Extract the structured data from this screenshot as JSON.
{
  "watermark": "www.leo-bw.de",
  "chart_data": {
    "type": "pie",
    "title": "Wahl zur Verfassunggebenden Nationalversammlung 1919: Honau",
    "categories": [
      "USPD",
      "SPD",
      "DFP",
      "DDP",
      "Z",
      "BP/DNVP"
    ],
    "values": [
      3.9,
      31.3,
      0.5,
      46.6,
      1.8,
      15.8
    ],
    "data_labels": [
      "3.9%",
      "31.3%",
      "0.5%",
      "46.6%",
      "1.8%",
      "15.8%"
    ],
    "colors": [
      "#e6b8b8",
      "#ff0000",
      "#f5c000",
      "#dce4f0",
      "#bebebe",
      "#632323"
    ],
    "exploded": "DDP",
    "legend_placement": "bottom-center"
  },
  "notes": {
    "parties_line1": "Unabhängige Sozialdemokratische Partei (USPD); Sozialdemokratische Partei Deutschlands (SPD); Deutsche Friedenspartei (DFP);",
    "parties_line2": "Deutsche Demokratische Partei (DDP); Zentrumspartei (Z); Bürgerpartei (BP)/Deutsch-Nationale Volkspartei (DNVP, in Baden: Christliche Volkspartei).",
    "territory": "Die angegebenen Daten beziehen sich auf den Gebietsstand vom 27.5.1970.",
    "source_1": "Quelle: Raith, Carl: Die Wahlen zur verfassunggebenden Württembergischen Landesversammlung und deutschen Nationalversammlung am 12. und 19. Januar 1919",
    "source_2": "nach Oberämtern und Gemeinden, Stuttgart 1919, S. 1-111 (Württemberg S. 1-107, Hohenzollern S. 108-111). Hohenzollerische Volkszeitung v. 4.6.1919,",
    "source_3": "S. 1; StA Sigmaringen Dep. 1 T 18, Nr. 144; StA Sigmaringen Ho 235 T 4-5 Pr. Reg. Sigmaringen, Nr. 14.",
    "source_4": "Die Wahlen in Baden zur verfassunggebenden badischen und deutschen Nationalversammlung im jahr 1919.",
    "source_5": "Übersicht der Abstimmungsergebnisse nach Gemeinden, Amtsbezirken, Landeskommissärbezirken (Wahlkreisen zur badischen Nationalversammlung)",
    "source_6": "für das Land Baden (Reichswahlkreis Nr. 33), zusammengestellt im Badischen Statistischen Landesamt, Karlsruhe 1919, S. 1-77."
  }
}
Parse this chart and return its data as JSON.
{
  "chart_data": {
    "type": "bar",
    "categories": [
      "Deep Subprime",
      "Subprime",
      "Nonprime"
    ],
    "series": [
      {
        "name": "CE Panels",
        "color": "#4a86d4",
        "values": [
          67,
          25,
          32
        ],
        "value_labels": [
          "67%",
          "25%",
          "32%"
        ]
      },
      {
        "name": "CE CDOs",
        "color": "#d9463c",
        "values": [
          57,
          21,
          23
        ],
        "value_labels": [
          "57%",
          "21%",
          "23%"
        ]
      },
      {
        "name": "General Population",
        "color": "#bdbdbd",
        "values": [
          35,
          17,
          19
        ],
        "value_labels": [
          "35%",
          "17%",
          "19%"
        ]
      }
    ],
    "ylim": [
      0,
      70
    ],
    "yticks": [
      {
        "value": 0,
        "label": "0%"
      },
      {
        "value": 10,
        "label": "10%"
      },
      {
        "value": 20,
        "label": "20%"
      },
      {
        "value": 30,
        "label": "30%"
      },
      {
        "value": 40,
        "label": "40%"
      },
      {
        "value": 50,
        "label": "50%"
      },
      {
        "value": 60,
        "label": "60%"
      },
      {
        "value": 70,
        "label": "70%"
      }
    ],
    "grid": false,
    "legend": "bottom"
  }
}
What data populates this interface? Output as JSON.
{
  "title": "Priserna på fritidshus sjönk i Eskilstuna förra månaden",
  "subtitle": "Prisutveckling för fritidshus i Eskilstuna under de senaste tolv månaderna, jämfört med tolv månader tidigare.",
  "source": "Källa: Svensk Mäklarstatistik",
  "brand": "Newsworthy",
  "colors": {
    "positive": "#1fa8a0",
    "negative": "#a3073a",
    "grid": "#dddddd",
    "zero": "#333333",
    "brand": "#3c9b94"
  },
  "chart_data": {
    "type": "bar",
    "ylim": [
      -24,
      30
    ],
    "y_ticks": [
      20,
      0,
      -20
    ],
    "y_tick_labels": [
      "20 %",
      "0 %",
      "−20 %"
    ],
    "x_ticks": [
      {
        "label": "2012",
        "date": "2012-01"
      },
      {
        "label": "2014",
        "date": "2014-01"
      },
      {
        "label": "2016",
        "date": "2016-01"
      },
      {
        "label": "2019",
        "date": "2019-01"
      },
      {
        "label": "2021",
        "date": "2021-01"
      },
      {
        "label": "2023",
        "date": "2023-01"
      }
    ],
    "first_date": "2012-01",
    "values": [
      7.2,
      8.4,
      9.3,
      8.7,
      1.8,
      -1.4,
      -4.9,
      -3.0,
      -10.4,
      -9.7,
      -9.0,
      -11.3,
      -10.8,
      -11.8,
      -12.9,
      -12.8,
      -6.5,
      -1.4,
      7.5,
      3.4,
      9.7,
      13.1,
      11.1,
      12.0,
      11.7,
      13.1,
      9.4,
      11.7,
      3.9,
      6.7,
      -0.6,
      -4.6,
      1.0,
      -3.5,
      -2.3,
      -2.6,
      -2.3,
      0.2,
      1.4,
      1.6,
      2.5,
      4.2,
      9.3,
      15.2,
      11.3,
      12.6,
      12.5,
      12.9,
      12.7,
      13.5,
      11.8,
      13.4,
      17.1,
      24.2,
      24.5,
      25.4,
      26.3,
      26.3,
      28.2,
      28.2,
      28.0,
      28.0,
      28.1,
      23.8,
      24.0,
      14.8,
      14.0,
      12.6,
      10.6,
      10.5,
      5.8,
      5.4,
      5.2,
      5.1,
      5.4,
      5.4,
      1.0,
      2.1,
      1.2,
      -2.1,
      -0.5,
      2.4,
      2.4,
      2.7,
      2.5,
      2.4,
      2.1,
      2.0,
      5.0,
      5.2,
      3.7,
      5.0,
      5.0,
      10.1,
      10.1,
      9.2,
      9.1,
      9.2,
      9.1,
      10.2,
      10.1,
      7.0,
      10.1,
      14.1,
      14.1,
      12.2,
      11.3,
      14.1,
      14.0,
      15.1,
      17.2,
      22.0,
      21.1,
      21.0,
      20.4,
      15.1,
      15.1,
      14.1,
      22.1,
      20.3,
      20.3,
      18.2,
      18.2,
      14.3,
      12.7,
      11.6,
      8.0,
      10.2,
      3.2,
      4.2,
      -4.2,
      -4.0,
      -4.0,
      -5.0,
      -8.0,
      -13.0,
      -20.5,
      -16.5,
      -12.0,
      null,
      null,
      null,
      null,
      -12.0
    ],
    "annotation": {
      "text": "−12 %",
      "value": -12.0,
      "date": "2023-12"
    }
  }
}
━━━━━━━━━━
■ **Exercise aim**
Pull out all lines from the entries above in which the word "nach" appears.

■ **Written answer**
    "source_2": "nach Oberämtern und Gemeinden, Stuttgart 1919, S. 1-111 (Württemberg S. 1-107, Hohenzollern S. 108-111). Hohenzollerische Volkszeitung v. 4.6.1919,",
    "source_5": "Übersicht der Abstimmungsergebnisse nach Gemeinden, Amtsbezirken, Landeskommissärbezirken (Wahlkreisen zur badischen Nationalversammlung)",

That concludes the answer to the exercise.